__TASK INPUT__:
────────
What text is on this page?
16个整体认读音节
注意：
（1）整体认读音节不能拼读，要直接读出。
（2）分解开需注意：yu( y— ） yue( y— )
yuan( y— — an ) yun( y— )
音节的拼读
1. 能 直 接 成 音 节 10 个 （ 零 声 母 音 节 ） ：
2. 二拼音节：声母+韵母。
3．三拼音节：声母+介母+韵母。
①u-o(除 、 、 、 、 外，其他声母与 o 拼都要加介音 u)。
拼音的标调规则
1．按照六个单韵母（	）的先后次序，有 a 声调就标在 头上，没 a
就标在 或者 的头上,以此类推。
────────
Give the entries again in full, exactly as they are written.

__TASK OUTPUT__:
What text is on this page?
16个整体认读音节
注意：
（1）整体认读音节不能拼读，要直接读出。
（2）分解开需注意：yu( y— ） yue( y— )
yuan( y— — an ) yun( y— )
音节的拼读
1. 能 直 接 成 音 节 10 个 （ 零 声 母 音 节 ） ：
2. 二拼音节：声母+韵母。
3．三拼音节：声母+介母+韵母。
①u-o(除 、 、 、 、 外，其他声母与 o 拼都要加介音 u)。
拼音的标调规则
1．按照六个单韵母（	）的先后次序，有 a 声调就标在 头上，没 a
就标在 或者 的头上,以此类推。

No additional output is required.